### Task instructions
Find the word "dress" in the listing; pull out each line holding it.

Dataset records

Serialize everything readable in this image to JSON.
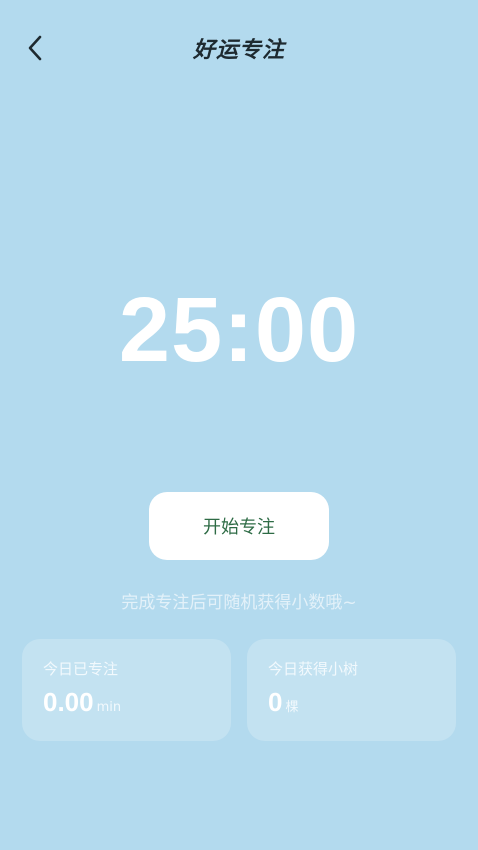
{
  "header": {
    "title": "好运专注",
    "back_icon": "chevron-left-icon"
  },
  "timer": {
    "display": "25:00"
  },
  "start_button": {
    "label": "开始专注"
  },
  "hint": "完成专注后可随机获得小数哦~",
  "stats": {
    "focused_today": {
      "label": "今日已专注",
      "value": "0.00",
      "unit": "min"
    },
    "trees_today": {
      "label": "今日获得小树",
      "value": "0",
      "unit": "棵"
    }
  },
  "colors": {
    "background": "#b3daee",
    "button_text": "#2e6b45",
    "white": "#ffffff"
  }
}
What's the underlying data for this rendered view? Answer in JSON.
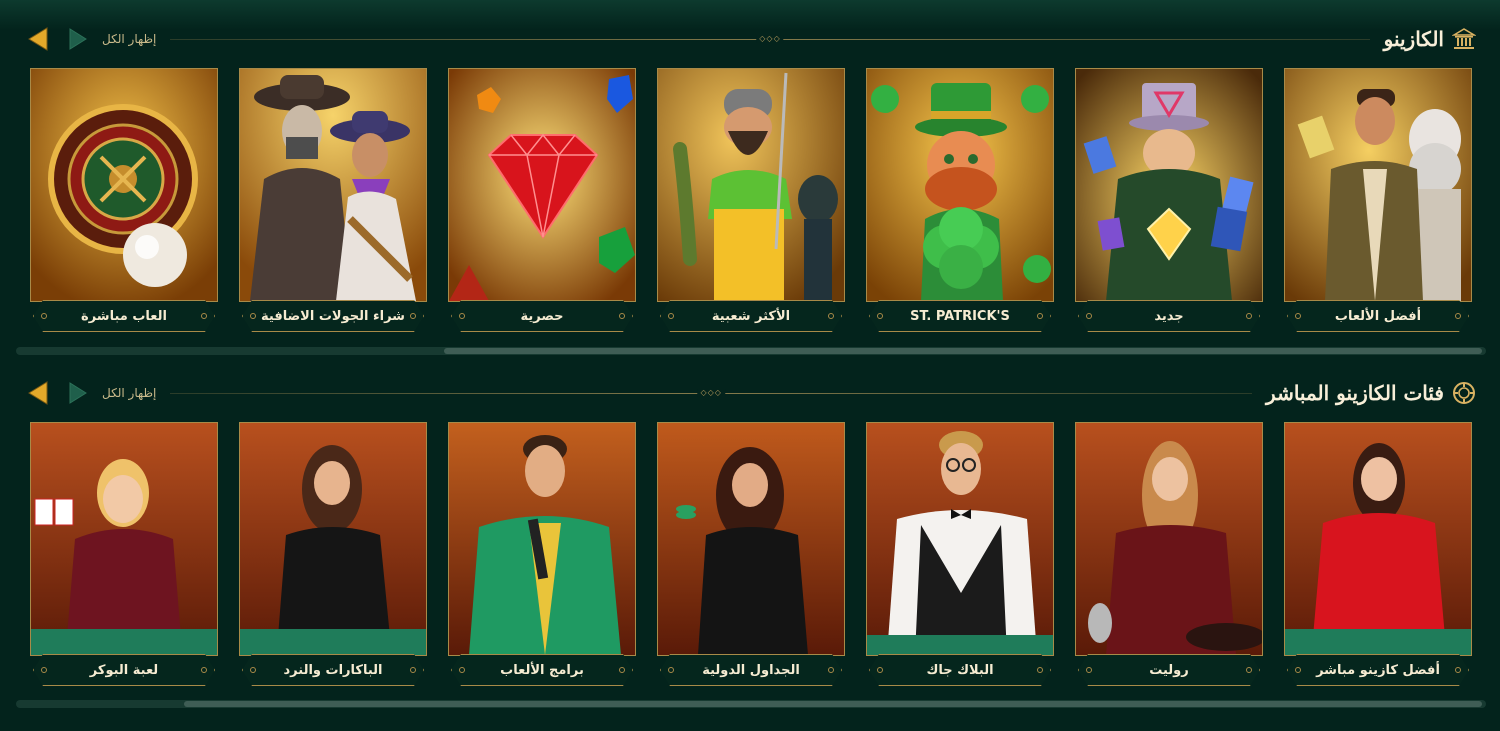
{
  "sections": [
    {
      "title": "الكازينو",
      "icon": "bank-building-icon",
      "show_all": "إظهار الكل",
      "cards": [
        {
          "label": "أفضل الألعاب",
          "art": "explorer-and-zeus-art"
        },
        {
          "label": "جديد",
          "art": "magician-cards-art"
        },
        {
          "label": "ST. PATRICK'S",
          "art": "leprechaun-clover-art"
        },
        {
          "label": "الأكثر شعبية",
          "art": "fisherman-art"
        },
        {
          "label": "حصرية",
          "art": "ruby-gem-art"
        },
        {
          "label": "شراء الجولات الاضافية",
          "art": "cowgirls-art"
        },
        {
          "label": "العاب مباشرة",
          "art": "roulette-wheel-art"
        }
      ],
      "scroll": {
        "position": 0.32,
        "visible": 0.71
      }
    },
    {
      "title": "فئات الكازينو المباشر",
      "icon": "casino-chip-icon",
      "show_all": "إظهار الكل",
      "cards": [
        {
          "label": "أفضل كازينو مباشر",
          "art": "dealer-red-dress-art"
        },
        {
          "label": "روليت",
          "art": "dealer-maroon-roulette-art"
        },
        {
          "label": "البلاك جاك",
          "art": "dealer-vest-bowtie-art"
        },
        {
          "label": "الجداول الدولية",
          "art": "dealer-black-chips-art"
        },
        {
          "label": "برامج الألعاب",
          "art": "host-green-suit-art"
        },
        {
          "label": "الباكارات والنرد",
          "art": "dealer-black-dress-art"
        },
        {
          "label": "لعبة البوكر",
          "art": "dealer-cards-art"
        }
      ],
      "scroll": {
        "position": 0.12,
        "visible": 0.85
      }
    }
  ],
  "colors": {
    "background": "#03231c",
    "gold": "#a88a48",
    "accent_arrow": "#e4a92a",
    "inactive_arrow": "#1f5f4b"
  }
}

### Reply
          "art": "dealer-red-dress-art"
          "art": "dealer-black-dress-art"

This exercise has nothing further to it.